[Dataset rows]
┄┄┄┄┄┄┄┄┄┄

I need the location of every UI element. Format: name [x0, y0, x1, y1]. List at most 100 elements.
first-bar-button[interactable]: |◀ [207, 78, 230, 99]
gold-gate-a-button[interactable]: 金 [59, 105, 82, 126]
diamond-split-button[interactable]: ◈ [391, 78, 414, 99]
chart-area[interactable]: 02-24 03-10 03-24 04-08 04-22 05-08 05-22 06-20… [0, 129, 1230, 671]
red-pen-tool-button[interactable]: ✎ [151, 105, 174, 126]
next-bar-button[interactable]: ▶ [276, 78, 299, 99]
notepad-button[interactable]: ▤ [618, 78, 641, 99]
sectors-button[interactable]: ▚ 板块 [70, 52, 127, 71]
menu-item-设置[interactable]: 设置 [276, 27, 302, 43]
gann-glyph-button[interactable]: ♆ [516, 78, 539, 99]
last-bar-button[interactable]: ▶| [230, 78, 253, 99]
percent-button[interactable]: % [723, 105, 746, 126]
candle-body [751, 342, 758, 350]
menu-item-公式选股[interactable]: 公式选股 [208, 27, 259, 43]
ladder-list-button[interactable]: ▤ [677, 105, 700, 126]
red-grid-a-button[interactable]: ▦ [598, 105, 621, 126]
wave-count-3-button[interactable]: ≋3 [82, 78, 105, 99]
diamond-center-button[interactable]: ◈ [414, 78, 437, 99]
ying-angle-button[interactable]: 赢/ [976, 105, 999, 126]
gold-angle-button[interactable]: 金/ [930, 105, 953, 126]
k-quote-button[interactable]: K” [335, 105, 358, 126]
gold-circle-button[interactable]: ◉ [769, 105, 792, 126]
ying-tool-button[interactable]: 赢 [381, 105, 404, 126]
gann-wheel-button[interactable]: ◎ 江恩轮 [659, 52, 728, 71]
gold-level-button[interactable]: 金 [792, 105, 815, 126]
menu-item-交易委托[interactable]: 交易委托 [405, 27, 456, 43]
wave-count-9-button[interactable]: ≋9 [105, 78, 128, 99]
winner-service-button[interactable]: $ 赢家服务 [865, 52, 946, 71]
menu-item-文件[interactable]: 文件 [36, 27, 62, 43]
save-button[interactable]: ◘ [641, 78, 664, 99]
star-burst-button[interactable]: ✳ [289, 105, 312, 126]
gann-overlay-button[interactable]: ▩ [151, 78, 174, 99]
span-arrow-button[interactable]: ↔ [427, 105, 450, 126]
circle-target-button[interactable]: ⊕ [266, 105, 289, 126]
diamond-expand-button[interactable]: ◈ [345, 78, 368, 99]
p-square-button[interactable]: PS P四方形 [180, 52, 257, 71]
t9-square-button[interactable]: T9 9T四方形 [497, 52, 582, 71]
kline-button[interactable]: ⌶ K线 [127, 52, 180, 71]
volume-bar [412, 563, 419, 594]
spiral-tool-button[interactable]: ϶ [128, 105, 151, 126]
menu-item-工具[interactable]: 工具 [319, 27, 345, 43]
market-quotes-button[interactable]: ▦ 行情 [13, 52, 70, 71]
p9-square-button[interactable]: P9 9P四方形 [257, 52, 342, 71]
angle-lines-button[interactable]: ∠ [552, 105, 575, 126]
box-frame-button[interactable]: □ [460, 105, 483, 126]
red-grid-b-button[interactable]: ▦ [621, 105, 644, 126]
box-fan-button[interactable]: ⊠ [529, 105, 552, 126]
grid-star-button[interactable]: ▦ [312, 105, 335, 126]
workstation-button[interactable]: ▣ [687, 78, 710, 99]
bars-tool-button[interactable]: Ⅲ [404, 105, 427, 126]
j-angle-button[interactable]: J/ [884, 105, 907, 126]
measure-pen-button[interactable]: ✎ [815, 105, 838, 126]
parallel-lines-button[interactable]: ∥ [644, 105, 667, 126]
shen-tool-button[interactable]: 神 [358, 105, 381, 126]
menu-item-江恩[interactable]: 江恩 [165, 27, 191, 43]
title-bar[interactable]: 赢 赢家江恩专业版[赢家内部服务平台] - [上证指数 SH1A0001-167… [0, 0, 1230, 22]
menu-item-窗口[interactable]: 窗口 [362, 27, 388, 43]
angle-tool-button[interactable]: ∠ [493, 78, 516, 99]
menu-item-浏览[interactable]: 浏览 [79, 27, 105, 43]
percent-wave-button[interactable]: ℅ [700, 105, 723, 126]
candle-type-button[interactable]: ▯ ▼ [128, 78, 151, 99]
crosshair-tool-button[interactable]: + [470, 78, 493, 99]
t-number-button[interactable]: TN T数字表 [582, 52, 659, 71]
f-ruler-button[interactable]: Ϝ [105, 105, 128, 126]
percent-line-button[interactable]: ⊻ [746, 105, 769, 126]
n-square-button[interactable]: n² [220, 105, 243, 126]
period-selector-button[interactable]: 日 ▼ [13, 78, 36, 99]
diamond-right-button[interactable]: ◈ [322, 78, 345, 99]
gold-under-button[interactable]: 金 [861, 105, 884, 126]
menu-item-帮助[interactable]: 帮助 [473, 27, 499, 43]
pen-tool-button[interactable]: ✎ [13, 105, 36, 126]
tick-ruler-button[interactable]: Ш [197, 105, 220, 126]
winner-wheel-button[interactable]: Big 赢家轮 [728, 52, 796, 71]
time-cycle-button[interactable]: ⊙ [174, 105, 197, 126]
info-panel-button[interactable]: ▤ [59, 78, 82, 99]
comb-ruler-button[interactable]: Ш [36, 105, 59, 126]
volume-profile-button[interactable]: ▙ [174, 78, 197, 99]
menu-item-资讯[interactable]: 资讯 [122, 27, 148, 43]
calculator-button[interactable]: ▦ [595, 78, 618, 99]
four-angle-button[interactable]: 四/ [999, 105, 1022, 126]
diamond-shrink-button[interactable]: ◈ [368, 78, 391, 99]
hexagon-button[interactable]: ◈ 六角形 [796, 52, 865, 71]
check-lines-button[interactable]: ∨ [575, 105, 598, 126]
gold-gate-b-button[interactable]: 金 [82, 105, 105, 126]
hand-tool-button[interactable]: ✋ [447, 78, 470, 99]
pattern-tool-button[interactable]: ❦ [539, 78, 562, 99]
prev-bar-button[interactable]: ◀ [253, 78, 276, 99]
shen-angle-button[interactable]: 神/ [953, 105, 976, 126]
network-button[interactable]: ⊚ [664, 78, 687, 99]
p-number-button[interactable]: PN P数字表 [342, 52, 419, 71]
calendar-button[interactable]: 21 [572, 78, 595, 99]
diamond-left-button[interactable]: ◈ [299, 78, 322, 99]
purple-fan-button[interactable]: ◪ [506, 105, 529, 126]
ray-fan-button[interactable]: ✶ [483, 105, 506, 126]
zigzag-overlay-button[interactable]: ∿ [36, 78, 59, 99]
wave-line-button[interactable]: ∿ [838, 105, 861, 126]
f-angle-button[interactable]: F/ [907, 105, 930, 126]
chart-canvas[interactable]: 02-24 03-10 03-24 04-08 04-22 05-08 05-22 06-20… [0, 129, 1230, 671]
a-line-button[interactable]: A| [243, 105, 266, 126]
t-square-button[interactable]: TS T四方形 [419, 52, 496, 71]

┄┄┄┄┄┄┄┄┄┄

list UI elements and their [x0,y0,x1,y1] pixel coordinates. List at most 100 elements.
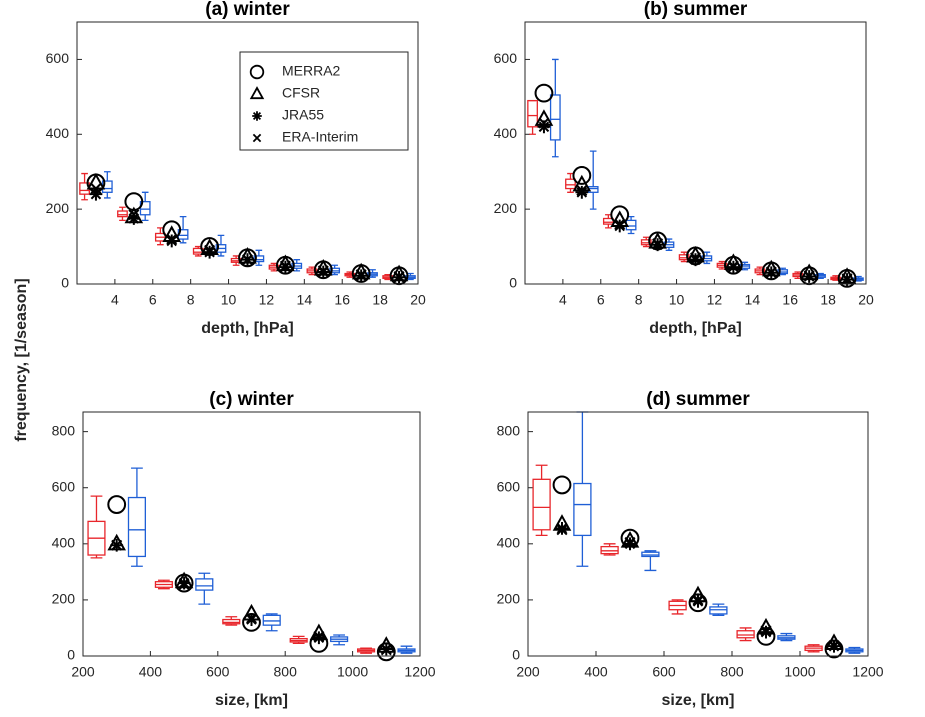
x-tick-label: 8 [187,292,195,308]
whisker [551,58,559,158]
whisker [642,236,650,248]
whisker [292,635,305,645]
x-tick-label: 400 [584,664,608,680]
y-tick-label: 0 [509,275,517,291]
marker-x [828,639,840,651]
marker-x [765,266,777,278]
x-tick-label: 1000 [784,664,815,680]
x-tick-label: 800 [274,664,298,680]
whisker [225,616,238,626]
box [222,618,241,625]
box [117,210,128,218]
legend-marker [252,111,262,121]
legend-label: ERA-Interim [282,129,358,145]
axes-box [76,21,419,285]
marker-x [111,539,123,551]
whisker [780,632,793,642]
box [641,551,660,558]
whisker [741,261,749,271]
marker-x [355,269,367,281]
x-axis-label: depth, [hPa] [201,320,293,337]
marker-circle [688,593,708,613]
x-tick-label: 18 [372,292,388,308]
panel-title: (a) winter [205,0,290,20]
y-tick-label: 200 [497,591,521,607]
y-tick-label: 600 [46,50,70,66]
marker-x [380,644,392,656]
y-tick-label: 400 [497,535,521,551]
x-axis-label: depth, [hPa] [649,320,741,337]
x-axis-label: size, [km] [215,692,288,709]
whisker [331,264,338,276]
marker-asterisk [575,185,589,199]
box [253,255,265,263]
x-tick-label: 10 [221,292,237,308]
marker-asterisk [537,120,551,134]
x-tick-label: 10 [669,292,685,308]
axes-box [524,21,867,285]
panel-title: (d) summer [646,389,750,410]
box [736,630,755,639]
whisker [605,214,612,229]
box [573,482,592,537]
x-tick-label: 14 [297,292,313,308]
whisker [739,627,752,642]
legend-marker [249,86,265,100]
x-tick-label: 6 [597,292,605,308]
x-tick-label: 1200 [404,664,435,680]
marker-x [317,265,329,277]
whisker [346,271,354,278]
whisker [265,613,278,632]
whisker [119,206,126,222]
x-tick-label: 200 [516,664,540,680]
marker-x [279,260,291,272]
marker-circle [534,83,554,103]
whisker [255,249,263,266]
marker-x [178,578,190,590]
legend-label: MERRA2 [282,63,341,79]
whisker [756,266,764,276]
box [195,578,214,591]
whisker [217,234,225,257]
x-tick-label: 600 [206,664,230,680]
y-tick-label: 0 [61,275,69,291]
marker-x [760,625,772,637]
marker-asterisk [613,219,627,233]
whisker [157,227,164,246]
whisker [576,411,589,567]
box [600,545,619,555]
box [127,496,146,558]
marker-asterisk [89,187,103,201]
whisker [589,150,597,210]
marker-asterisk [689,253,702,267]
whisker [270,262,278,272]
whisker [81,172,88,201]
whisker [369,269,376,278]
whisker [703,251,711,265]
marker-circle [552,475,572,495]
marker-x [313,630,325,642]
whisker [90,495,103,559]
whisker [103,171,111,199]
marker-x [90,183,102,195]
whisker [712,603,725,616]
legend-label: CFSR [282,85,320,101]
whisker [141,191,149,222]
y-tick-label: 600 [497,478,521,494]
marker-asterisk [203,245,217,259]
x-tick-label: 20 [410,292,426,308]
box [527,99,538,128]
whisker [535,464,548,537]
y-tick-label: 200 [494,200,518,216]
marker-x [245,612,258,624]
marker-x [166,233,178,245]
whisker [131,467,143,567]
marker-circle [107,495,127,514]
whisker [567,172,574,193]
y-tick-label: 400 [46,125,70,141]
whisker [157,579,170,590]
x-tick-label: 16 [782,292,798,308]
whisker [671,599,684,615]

┄┄┄┄┄┄┄┄┄┄

- INSTRUCTION -
Copy the records word for word, starting at the line that contains "I need the location" and ending after the line that contains "105, 358, 126]".

- WRITTEN SOLUTION -
I need the location of every UI element. Format: name [x0, y0, x1, y1]. List at most 100 elements.
first-bar-button[interactable]: |◀ [207, 78, 230, 99]
gold-gate-a-button[interactable]: 金 [59, 105, 82, 126]
diamond-split-button[interactable]: ◈ [391, 78, 414, 99]
chart-area[interactable]: 02-24 03-10 03-24 04-08 04-22 05-08 05-22 06-20… [0, 129, 1230, 671]
red-pen-tool-button[interactable]: ✎ [151, 105, 174, 126]
next-bar-button[interactable]: ▶ [276, 78, 299, 99]
notepad-button[interactable]: ▤ [618, 78, 641, 99]
sectors-button[interactable]: ▚ 板块 [70, 52, 127, 71]
menu-item-设置[interactable]: 设置 [276, 27, 302, 43]
gann-glyph-button[interactable]: ♆ [516, 78, 539, 99]
last-bar-button[interactable]: ▶| [230, 78, 253, 99]
percent-button[interactable]: % [723, 105, 746, 126]
candle-body [751, 342, 758, 350]
menu-item-公式选股[interactable]: 公式选股 [208, 27, 259, 43]
ladder-list-button[interactable]: ▤ [677, 105, 700, 126]
red-grid-a-button[interactable]: ▦ [598, 105, 621, 126]
wave-count-3-button[interactable]: ≋3 [82, 78, 105, 99]
diamond-center-button[interactable]: ◈ [414, 78, 437, 99]
ying-angle-button[interactable]: 赢/ [976, 105, 999, 126]
gold-angle-button[interactable]: 金/ [930, 105, 953, 126]
k-quote-button[interactable]: K” [335, 105, 358, 126]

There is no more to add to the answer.